**Aim of the exercise**
Find the lines that contain the word "werden" and copy each one.
# Start of Records for the exercise
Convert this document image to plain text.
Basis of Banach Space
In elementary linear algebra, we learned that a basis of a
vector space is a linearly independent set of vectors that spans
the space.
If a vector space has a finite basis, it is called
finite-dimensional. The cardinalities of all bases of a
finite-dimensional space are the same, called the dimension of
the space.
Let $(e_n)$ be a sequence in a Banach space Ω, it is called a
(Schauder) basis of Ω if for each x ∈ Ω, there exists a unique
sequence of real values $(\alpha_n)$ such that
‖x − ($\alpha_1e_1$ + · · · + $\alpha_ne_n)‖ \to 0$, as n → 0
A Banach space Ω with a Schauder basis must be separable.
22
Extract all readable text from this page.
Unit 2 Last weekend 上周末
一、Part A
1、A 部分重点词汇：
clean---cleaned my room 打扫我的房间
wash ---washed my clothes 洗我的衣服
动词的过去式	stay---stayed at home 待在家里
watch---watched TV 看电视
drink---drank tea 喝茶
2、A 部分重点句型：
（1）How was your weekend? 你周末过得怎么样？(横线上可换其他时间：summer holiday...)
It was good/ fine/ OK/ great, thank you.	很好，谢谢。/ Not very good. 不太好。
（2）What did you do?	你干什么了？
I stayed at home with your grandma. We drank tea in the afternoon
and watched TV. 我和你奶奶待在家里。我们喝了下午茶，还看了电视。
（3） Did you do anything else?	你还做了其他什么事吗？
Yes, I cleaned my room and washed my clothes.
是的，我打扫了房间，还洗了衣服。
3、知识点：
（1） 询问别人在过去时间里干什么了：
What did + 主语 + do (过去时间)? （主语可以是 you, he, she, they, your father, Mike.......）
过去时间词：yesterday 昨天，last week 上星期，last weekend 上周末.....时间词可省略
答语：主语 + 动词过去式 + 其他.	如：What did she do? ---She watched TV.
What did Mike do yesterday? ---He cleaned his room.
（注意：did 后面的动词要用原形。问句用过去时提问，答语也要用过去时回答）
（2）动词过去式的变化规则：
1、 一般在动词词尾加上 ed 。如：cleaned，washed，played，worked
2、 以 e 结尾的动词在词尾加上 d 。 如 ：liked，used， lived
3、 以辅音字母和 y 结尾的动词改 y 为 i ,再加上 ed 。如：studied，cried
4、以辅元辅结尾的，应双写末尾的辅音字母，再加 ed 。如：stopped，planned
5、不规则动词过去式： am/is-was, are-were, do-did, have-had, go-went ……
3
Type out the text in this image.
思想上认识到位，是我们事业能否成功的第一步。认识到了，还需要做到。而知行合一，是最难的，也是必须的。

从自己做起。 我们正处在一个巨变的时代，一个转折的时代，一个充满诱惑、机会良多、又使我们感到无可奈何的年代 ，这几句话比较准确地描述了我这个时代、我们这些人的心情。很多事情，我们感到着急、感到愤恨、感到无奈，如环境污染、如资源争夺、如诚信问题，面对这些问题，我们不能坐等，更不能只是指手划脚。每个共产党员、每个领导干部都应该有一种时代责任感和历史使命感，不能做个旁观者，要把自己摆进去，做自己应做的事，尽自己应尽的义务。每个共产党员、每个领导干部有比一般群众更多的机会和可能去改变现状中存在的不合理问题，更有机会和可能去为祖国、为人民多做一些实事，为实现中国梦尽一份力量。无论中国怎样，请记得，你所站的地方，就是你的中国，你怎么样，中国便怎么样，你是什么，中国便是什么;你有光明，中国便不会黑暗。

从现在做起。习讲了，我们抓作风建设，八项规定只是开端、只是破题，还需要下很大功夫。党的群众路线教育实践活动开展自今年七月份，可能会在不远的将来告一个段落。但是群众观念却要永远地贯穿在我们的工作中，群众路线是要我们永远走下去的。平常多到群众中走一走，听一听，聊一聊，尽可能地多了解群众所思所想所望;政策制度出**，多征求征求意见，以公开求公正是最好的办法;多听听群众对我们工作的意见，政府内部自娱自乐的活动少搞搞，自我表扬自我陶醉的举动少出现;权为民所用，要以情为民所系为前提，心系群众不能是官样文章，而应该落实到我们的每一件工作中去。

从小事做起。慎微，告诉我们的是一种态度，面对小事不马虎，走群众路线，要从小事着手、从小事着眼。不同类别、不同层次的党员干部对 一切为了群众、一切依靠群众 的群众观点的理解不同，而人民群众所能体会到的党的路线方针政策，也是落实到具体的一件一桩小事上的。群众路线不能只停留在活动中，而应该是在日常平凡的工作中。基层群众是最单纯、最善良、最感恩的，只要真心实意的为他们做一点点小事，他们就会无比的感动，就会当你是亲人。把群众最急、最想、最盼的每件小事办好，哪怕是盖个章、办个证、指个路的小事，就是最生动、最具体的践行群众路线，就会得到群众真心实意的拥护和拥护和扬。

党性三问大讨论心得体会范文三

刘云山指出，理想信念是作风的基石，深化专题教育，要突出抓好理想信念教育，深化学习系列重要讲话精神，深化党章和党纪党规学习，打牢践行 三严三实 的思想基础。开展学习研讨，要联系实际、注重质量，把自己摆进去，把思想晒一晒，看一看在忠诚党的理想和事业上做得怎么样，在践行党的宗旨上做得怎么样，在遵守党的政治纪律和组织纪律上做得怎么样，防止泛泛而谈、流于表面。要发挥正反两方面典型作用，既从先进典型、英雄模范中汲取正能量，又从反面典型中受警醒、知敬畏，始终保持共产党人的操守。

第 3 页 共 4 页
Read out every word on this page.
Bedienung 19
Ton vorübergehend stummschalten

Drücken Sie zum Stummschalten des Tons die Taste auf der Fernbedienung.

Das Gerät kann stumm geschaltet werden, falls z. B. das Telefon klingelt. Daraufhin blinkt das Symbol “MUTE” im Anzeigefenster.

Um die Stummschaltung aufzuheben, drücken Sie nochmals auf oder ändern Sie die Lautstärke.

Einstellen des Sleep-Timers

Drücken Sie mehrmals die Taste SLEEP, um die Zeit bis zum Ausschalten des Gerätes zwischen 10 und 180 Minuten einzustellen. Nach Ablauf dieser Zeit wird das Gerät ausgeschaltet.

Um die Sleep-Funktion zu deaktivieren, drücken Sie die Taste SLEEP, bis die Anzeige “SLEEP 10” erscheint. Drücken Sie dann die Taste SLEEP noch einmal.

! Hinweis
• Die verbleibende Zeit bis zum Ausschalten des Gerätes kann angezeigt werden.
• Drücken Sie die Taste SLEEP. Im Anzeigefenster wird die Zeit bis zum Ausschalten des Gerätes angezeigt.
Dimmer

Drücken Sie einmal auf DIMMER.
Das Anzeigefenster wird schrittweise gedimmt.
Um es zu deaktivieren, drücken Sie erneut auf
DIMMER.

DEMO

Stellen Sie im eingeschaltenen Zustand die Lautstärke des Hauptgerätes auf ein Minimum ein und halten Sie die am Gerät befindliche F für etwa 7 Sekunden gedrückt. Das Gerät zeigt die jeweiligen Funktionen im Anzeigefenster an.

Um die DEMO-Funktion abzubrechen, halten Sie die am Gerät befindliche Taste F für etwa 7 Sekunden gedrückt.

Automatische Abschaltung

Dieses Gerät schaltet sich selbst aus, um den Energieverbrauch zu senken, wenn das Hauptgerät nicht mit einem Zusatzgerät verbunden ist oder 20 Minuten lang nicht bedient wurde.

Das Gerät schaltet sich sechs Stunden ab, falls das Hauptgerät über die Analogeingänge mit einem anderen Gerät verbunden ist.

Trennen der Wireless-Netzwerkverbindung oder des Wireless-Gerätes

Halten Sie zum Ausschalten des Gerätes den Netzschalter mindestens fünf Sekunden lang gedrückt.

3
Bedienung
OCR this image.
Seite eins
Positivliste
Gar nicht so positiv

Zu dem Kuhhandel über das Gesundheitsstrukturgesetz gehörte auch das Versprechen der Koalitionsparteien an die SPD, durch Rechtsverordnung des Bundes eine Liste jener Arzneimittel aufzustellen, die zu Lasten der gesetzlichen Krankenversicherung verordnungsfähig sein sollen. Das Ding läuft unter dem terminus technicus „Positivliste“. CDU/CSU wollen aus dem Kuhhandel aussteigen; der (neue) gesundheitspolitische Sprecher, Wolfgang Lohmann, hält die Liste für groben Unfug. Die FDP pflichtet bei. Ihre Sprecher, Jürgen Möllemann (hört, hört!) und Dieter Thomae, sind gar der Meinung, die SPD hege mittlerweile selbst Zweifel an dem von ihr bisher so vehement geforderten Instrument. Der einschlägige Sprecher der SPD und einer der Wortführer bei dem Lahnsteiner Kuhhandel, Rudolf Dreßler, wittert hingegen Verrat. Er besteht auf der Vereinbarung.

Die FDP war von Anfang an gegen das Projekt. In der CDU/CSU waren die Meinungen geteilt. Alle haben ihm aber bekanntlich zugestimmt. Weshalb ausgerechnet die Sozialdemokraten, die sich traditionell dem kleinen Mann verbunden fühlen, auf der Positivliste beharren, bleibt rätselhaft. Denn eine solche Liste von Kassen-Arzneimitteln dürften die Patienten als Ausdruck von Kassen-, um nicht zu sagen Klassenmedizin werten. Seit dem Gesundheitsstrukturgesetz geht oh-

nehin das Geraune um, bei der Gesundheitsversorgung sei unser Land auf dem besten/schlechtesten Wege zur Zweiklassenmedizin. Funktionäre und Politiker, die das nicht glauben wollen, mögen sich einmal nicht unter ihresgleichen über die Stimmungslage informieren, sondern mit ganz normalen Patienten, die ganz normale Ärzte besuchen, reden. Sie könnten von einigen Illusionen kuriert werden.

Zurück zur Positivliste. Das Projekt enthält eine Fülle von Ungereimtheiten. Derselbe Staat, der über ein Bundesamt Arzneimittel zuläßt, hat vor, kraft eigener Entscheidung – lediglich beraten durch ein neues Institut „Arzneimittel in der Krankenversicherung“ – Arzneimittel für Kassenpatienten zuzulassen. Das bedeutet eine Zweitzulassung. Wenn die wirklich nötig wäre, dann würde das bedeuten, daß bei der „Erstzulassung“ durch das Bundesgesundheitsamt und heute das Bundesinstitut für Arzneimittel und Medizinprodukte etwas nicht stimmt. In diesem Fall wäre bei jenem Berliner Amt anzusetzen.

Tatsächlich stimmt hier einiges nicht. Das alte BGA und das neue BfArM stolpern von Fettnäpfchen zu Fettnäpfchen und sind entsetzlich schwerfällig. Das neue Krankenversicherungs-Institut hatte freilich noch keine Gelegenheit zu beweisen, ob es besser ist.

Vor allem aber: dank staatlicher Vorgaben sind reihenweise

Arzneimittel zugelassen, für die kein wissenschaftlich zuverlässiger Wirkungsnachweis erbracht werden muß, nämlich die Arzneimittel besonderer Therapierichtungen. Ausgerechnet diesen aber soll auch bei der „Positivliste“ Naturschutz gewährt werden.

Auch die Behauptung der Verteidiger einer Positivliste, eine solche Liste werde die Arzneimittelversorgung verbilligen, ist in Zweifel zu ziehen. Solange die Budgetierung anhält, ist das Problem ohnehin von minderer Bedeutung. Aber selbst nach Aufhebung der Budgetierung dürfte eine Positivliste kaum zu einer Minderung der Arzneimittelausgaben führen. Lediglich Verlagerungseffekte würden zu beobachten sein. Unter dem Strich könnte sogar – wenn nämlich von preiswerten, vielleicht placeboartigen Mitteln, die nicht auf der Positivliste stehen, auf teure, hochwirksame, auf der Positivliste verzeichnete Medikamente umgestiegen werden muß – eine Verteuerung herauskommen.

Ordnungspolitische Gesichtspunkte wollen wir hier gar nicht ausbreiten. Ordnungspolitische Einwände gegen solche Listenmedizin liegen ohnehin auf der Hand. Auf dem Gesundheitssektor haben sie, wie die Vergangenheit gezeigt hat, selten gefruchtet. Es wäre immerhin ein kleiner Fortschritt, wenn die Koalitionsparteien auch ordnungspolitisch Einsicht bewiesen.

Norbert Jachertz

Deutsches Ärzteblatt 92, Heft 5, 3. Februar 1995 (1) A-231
# End of Records for the exercise
**Result of this exercise**
Das Gerät kann stumm geschaltet werden, falls z. B. das Telefon klingelt. Daraufhin blinkt das Symbol “MUTE” im Anzeigefenster.
• Die verbleibende Zeit bis zum Ausschalten des Gerätes kann angezeigt werden.
nehin das Geraune um, bei der Gesundheitsversorgung sei unser Land auf dem besten/schlechtesten Wege zur Zweiklassenmedizin. Funktionäre und Politiker, die das nicht glauben wollen, mögen sich einmal nicht unter ihresgleichen über die Stimmungslage informieren, sondern mit ganz normalen Patienten, die ganz normale Ärzte besuchen, reden. Sie könnten von einigen Illusionen kuriert werden.
Arzneimittel zugelassen, für die kein wissenschaftlich zuverlässiger Wirkungsnachweis erbracht werden muß, nämlich die Arzneimittel besonderer Therapierichtungen. Ausgerechnet diesen aber soll auch bei der „Positivliste“ Naturschutz gewährt werden.
Auch die Behauptung der Verteidiger einer Positivliste, eine solche Liste werde die Arzneimittelversorgung verbilligen, ist in Zweifel zu ziehen. Solange die Budgetierung anhält, ist das Problem ohnehin von minderer Bedeutung. Aber selbst nach Aufhebung der Budgetierung dürfte eine Positivliste kaum zu einer Minderung der Arzneimittelausgaben führen. Lediglich Verlagerungseffekte würden zu beobachten sein. Unter dem Strich könnte sogar – wenn nämlich von preiswerten, vielleicht placeboartigen Mitteln, die nicht auf der Positivliste stehen, auf teure, hochwirksame, auf der Positivliste verzeichnete Medikamente umgestiegen werden muß – eine Verteuerung herauskommen.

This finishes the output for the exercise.